### AIM OF THE TASK
Every entry below must be repeated exactly; skip the pictures.

### INPUT
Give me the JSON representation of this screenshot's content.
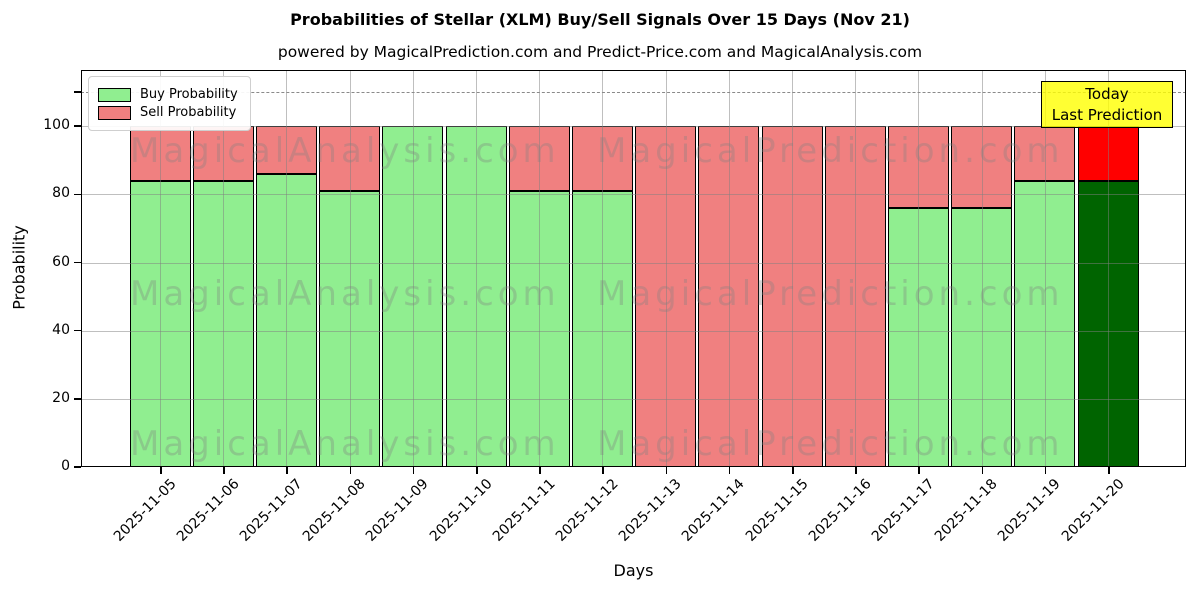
{
  "header": {
    "title": "Probabilities of Stellar (XLM) Buy/Sell Signals Over 15 Days (Nov 21)",
    "subtitle": "powered by MagicalPrediction.com and Predict-Price.com and MagicalAnalysis.com"
  },
  "axes": {
    "xlabel": "Days",
    "ylabel": "Probability"
  },
  "legend": [
    {
      "label": "Buy Probability",
      "color": "#90ee90"
    },
    {
      "label": "Sell Probability",
      "color": "#f08080"
    }
  ],
  "annotation": {
    "line1": "Today",
    "line2": "Last Prediction",
    "bg_color": "#ffff00"
  },
  "watermark": {
    "text_left": "MagicalAnalysis.com",
    "text_right": "MagicalPrediction.com"
  },
  "chart_data": {
    "type": "bar",
    "stacked": true,
    "title": "Probabilities of Stellar (XLM) Buy/Sell Signals Over 15 Days (Nov 21)",
    "xlabel": "Days",
    "ylabel": "Probability",
    "categories": [
      "2025-11-05",
      "2025-11-06",
      "2025-11-07",
      "2025-11-08",
      "2025-11-09",
      "2025-11-10",
      "2025-11-11",
      "2025-11-12",
      "2025-11-13",
      "2025-11-14",
      "2025-11-15",
      "2025-11-16",
      "2025-11-17",
      "2025-11-18",
      "2025-11-19",
      "2025-11-20"
    ],
    "series": [
      {
        "name": "Buy Probability",
        "color": "#90ee90",
        "values": [
          84,
          84,
          86,
          81,
          100,
          100,
          81,
          81,
          0,
          0,
          0,
          0,
          76,
          76,
          84,
          84
        ]
      },
      {
        "name": "Sell Probability",
        "color": "#f08080",
        "values": [
          16,
          16,
          14,
          19,
          0,
          0,
          19,
          19,
          100,
          100,
          100,
          100,
          24,
          24,
          16,
          16
        ]
      }
    ],
    "today_index": 15,
    "today_colors": {
      "buy": "#006400",
      "sell": "#ff0000"
    },
    "bar_edge_color": "#000000",
    "yticks": [
      0,
      20,
      40,
      60,
      80,
      100
    ],
    "extra_unlabeled_ytick": 110,
    "ylim": [
      0,
      116.5
    ],
    "dashed_line_y": 110,
    "grid": true,
    "legend_position": "upper left"
  }
}
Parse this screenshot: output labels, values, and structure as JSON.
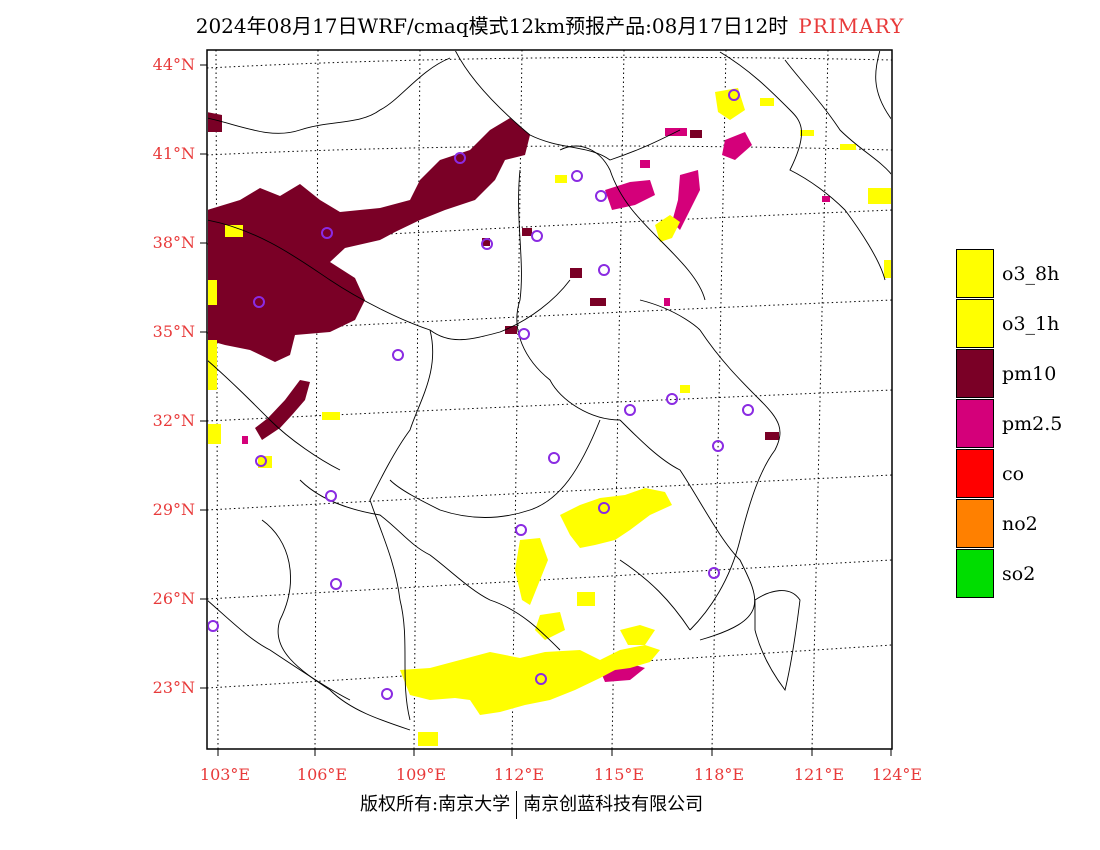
{
  "title": {
    "text": "2024年08月17日WRF/cmaq模式12km预报产品:08月17日12时",
    "tag": "PRIMARY"
  },
  "axes": {
    "latitude_labels": [
      "44°N",
      "41°N",
      "38°N",
      "35°N",
      "32°N",
      "29°N",
      "26°N",
      "23°N"
    ],
    "longitude_labels": [
      "103°E",
      "106°E",
      "109°E",
      "112°E",
      "115°E",
      "118°E",
      "121°E",
      "124°E"
    ]
  },
  "legend": [
    {
      "label": "o3_8h",
      "color": "#ffff00"
    },
    {
      "label": "o3_1h",
      "color": "#ffff00"
    },
    {
      "label": "pm10",
      "color": "#7a0026"
    },
    {
      "label": "pm2.5",
      "color": "#d4007a"
    },
    {
      "label": "co",
      "color": "#ff0000"
    },
    {
      "label": "no2",
      "color": "#ff8000"
    },
    {
      "label": "so2",
      "color": "#00dd00"
    }
  ],
  "footer": {
    "left": "版权所有:南京大学",
    "right": "南京创蓝科技有限公司"
  },
  "colors": {
    "axis_label": "#e83a3a",
    "station_marker": "#8a2be2"
  }
}
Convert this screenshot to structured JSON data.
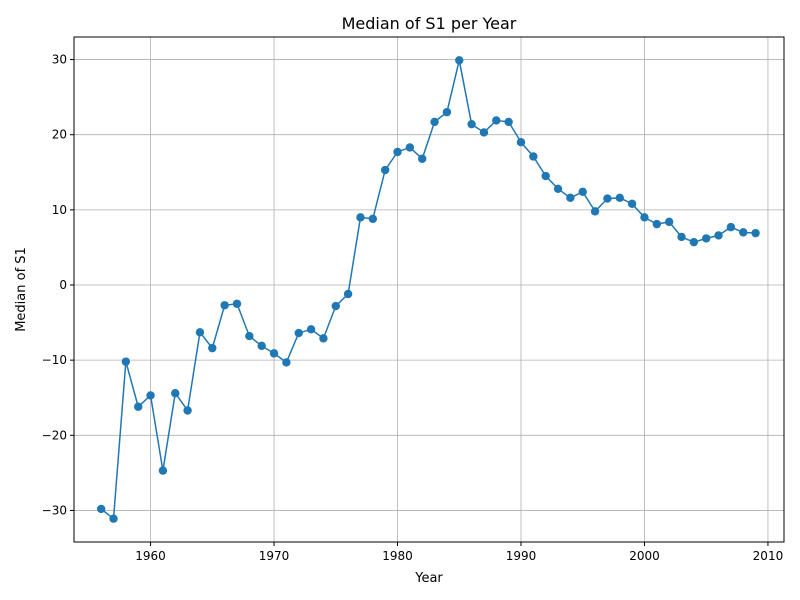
{
  "chart_data": {
    "type": "line",
    "title": "Median of S1 per Year",
    "xlabel": "Year",
    "ylabel": "Median of S1",
    "xlim": [
      1953.8,
      2011.3
    ],
    "ylim": [
      -34.2,
      33.0
    ],
    "xticks": [
      1960,
      1970,
      1980,
      1990,
      2000,
      2010
    ],
    "yticks": [
      -30,
      -20,
      -10,
      0,
      10,
      20,
      30
    ],
    "xtick_labels": [
      "1960",
      "1970",
      "1980",
      "1990",
      "2000",
      "2010"
    ],
    "ytick_labels": [
      "−30",
      "−20",
      "−10",
      "0",
      "10",
      "20",
      "30"
    ],
    "grid": true,
    "line_color": "#1f77b4",
    "marker": "circle",
    "series": [
      {
        "x": [
          1956,
          1957,
          1958,
          1959,
          1960,
          1961,
          1962,
          1963,
          1964,
          1965,
          1966,
          1967,
          1968,
          1969,
          1970,
          1971,
          1972,
          1973,
          1974,
          1975,
          1976,
          1977,
          1978,
          1979,
          1980,
          1981,
          1982,
          1983,
          1984,
          1985,
          1986,
          1987,
          1988,
          1989,
          1990,
          1991,
          1992,
          1993,
          1994,
          1995,
          1996,
          1997,
          1998,
          1999,
          2000,
          2001,
          2002,
          2003,
          2004,
          2005,
          2006,
          2007,
          2008,
          2009
        ],
        "y": [
          -29.8,
          -31.1,
          -10.2,
          -16.2,
          -14.7,
          -24.7,
          -14.4,
          -16.7,
          -6.3,
          -8.4,
          -2.7,
          -2.5,
          -6.8,
          -8.1,
          -9.1,
          -10.3,
          -6.4,
          -5.9,
          -7.1,
          -2.8,
          -1.2,
          9.0,
          8.8,
          15.3,
          17.7,
          18.3,
          16.8,
          21.7,
          23.0,
          29.9,
          21.4,
          20.3,
          21.9,
          21.7,
          19.0,
          17.1,
          14.5,
          12.8,
          11.6,
          12.4,
          9.8,
          11.5,
          11.6,
          10.8,
          9.0,
          8.1,
          8.4,
          6.4,
          5.7,
          6.2,
          6.6,
          7.7,
          7.0,
          6.9
        ]
      }
    ]
  }
}
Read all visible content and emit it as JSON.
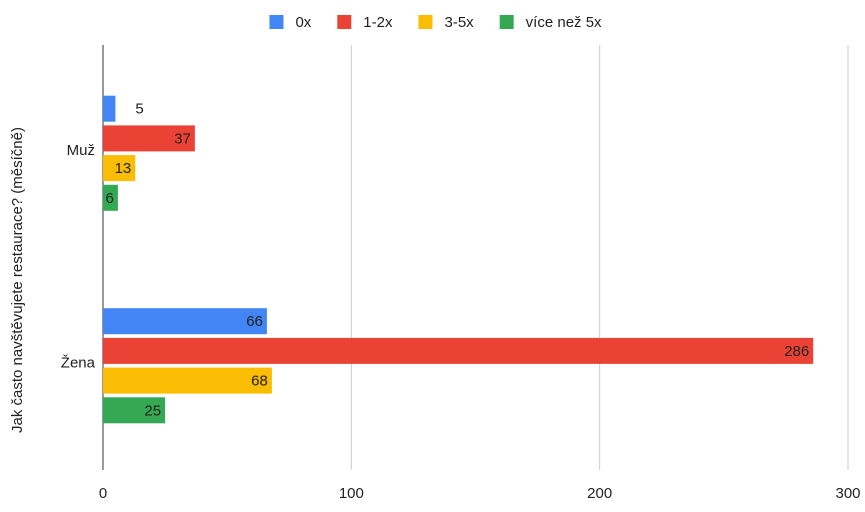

### ANSWER
Give me the JSON representation of this screenshot's content.
{
  "header": {
    "title": "Probabilities of Stellar (XLM) Buy/Sell Signals Over 15 Days (Nov 21)",
    "subtitle": "powered by MagicalPrediction.com and Predict-Price.com and MagicalAnalysis.com"
  },
  "axes": {
    "xlabel": "Days",
    "ylabel": "Probability"
  },
  "legend": [
    {
      "label": "Buy Probability",
      "color": "#90ee90"
    },
    {
      "label": "Sell Probability",
      "color": "#f08080"
    }
  ],
  "annotation": {
    "line1": "Today",
    "line2": "Last Prediction",
    "bg_color": "#ffff00"
  },
  "watermark": {
    "text_left": "MagicalAnalysis.com",
    "text_right": "MagicalPrediction.com"
  },
  "chart_data": {
    "type": "bar",
    "stacked": true,
    "title": "Probabilities of Stellar (XLM) Buy/Sell Signals Over 15 Days (Nov 21)",
    "xlabel": "Days",
    "ylabel": "Probability",
    "categories": [
      "2025-11-05",
      "2025-11-06",
      "2025-11-07",
      "2025-11-08",
      "2025-11-09",
      "2025-11-10",
      "2025-11-11",
      "2025-11-12",
      "2025-11-13",
      "2025-11-14",
      "2025-11-15",
      "2025-11-16",
      "2025-11-17",
      "2025-11-18",
      "2025-11-19",
      "2025-11-20"
    ],
    "series": [
      {
        "name": "Buy Probability",
        "color": "#90ee90",
        "values": [
          84,
          84,
          86,
          81,
          100,
          100,
          81,
          81,
          0,
          0,
          0,
          0,
          76,
          76,
          84,
          84
        ]
      },
      {
        "name": "Sell Probability",
        "color": "#f08080",
        "values": [
          16,
          16,
          14,
          19,
          0,
          0,
          19,
          19,
          100,
          100,
          100,
          100,
          24,
          24,
          16,
          16
        ]
      }
    ],
    "today_index": 15,
    "today_colors": {
      "buy": "#006400",
      "sell": "#ff0000"
    },
    "bar_edge_color": "#000000",
    "yticks": [
      0,
      20,
      40,
      60,
      80,
      100
    ],
    "extra_unlabeled_ytick": 110,
    "ylim": [
      0,
      116.5
    ],
    "dashed_line_y": 110,
    "grid": true,
    "legend_position": "upper left"
  }
}
Parse this screenshot: output labels, values, and structure as JSON.
{
  "title": {
    "text": "2024年08月17日WRF/cmaq模式12km预报产品:08月17日12时",
    "tag": "PRIMARY"
  },
  "axes": {
    "latitude_labels": [
      "44°N",
      "41°N",
      "38°N",
      "35°N",
      "32°N",
      "29°N",
      "26°N",
      "23°N"
    ],
    "longitude_labels": [
      "103°E",
      "106°E",
      "109°E",
      "112°E",
      "115°E",
      "118°E",
      "121°E",
      "124°E"
    ]
  },
  "legend": [
    {
      "label": "o3_8h",
      "color": "#ffff00"
    },
    {
      "label": "o3_1h",
      "color": "#ffff00"
    },
    {
      "label": "pm10",
      "color": "#7a0026"
    },
    {
      "label": "pm2.5",
      "color": "#d4007a"
    },
    {
      "label": "co",
      "color": "#ff0000"
    },
    {
      "label": "no2",
      "color": "#ff8000"
    },
    {
      "label": "so2",
      "color": "#00dd00"
    }
  ],
  "footer": {
    "left": "版权所有:南京大学",
    "right": "南京创蓝科技有限公司"
  },
  "colors": {
    "axis_label": "#e83a3a",
    "station_marker": "#8a2be2"
  }
}
Convert this screenshot to structured JSON data.
{
  "chart_data": {
    "type": "line",
    "title": "Median of S1 per Year",
    "xlabel": "Year",
    "ylabel": "Median of S1",
    "xlim": [
      1953.8,
      2011.3
    ],
    "ylim": [
      -34.2,
      33.0
    ],
    "xticks": [
      1960,
      1970,
      1980,
      1990,
      2000,
      2010
    ],
    "yticks": [
      -30,
      -20,
      -10,
      0,
      10,
      20,
      30
    ],
    "xtick_labels": [
      "1960",
      "1970",
      "1980",
      "1990",
      "2000",
      "2010"
    ],
    "ytick_labels": [
      "−30",
      "−20",
      "−10",
      "0",
      "10",
      "20",
      "30"
    ],
    "grid": true,
    "line_color": "#1f77b4",
    "marker": "circle",
    "series": [
      {
        "x": [
          1956,
          1957,
          1958,
          1959,
          1960,
          1961,
          1962,
          1963,
          1964,
          1965,
          1966,
          1967,
          1968,
          1969,
          1970,
          1971,
          1972,
          1973,
          1974,
          1975,
          1976,
          1977,
          1978,
          1979,
          1980,
          1981,
          1982,
          1983,
          1984,
          1985,
          1986,
          1987,
          1988,
          1989,
          1990,
          1991,
          1992,
          1993,
          1994,
          1995,
          1996,
          1997,
          1998,
          1999,
          2000,
          2001,
          2002,
          2003,
          2004,
          2005,
          2006,
          2007,
          2008,
          2009
        ],
        "y": [
          -29.8,
          -31.1,
          -10.2,
          -16.2,
          -14.7,
          -24.7,
          -14.4,
          -16.7,
          -6.3,
          -8.4,
          -2.7,
          -2.5,
          -6.8,
          -8.1,
          -9.1,
          -10.3,
          -6.4,
          -5.9,
          -7.1,
          -2.8,
          -1.2,
          9.0,
          8.8,
          15.3,
          17.7,
          18.3,
          16.8,
          21.7,
          23.0,
          29.9,
          21.4,
          20.3,
          21.9,
          21.7,
          19.0,
          17.1,
          14.5,
          12.8,
          11.6,
          12.4,
          9.8,
          11.5,
          11.6,
          10.8,
          9.0,
          8.1,
          8.4,
          6.4,
          5.7,
          6.2,
          6.6,
          7.7,
          7.0,
          6.9
        ]
      }
    ]
  }
}
Read all visible content and emit it as JSON.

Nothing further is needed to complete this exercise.